WHAT THIS TASK INVOLVES: Exact repetition of every entry is required.

(Dataset records)
-=-=-

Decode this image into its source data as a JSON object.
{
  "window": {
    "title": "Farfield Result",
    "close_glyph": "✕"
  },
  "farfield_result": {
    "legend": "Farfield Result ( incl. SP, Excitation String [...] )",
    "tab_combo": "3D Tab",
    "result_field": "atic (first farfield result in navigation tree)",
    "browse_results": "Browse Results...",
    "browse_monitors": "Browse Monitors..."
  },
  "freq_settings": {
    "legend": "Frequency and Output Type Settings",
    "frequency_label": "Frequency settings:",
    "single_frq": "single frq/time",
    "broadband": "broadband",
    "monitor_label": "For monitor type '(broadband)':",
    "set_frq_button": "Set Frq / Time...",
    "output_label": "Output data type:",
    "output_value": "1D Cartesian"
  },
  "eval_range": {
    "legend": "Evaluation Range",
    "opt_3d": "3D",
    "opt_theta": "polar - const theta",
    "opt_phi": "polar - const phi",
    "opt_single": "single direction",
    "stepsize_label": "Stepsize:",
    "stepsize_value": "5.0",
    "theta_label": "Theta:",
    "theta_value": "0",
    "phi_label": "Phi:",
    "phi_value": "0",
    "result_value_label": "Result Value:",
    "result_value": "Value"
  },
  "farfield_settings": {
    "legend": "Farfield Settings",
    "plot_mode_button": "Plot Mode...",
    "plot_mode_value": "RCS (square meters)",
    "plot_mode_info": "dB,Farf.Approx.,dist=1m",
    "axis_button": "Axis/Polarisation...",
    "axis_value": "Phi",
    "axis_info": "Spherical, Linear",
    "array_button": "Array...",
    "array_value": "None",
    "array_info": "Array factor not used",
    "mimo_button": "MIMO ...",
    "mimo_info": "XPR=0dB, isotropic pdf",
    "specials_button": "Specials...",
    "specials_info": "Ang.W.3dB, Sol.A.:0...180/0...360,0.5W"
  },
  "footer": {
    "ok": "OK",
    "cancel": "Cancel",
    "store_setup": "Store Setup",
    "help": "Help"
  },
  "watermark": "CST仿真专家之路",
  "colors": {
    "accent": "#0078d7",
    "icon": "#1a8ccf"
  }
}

-=-=-

PROBLEM SOLUTION:
Decode this image into its source data as a JSON object.
{
  "window": {
    "title": "Farfield Result",
    "close_glyph": "✕"
  },
  "farfield_result": {
    "legend": "Farfield Result ( incl. SP, Excitation String [...] )",
    "tab_combo": "3D Tab",
    "result_field": "atic (first farfield result in navigation tree)",
    "browse_results": "Browse Results...",
    "browse_monitors": "Browse Monitors..."
  },
  "freq_settings": {
    "legend": "Frequency and Output Type Settings",
    "frequency_label": "Frequency settings:",
    "single_frq": "single frq/time",
    "broadband": "broadband",
    "monitor_label": "For monitor type '(broadband)':",
    "set_frq_button": "Set Frq / Time...",
    "output_label": "Output data type:",
    "output_value": "1D Cartesian"
  },
  "eval_range": {
    "legend": "Evaluation Range",
    "opt_3d": "3D",
    "opt_theta": "polar - const theta",
    "opt_phi": "polar - const phi",
    "opt_single": "single direction",
    "stepsize_label": "Stepsize:",
    "stepsize_value": "5.0",
    "theta_label": "Theta:",
    "theta_value": "0",
    "phi_label": "Phi:",
    "phi_value": "0",
    "result_value_label": "Result Value:",
    "result_value": "Value"
  },
  "farfield_settings": {
    "legend": "Farfield Settings",
    "plot_mode_button": "Plot Mode...",
    "plot_mode_value": "RCS (square meters)",
    "plot_mode_info": "dB,Farf.Approx.,dist=1m",
    "axis_button": "Axis/Polarisation...",
    "axis_value": "Phi",
    "axis_info": "Spherical, Linear",
    "array_button": "Array...",
    "array_value": "None",
    "array_info": "Array factor not used",
    "mimo_button": "MIMO ...",
    "mimo_info": "XPR=0dB, isotropic pdf",
    "specials_button": "Specials...",
    "specials_info": "Ang.W.3dB, Sol.A.:0...180/0...360,0.5W"
  },
  "footer": {
    "ok": "OK",
    "cancel": "Cancel",
    "store_setup": "Store Setup",
    "help": "Help"
  },
  "watermark": "CST仿真专家之路",
  "colors": {
    "accent": "#0078d7",
    "icon": "#1a8ccf"
  }
}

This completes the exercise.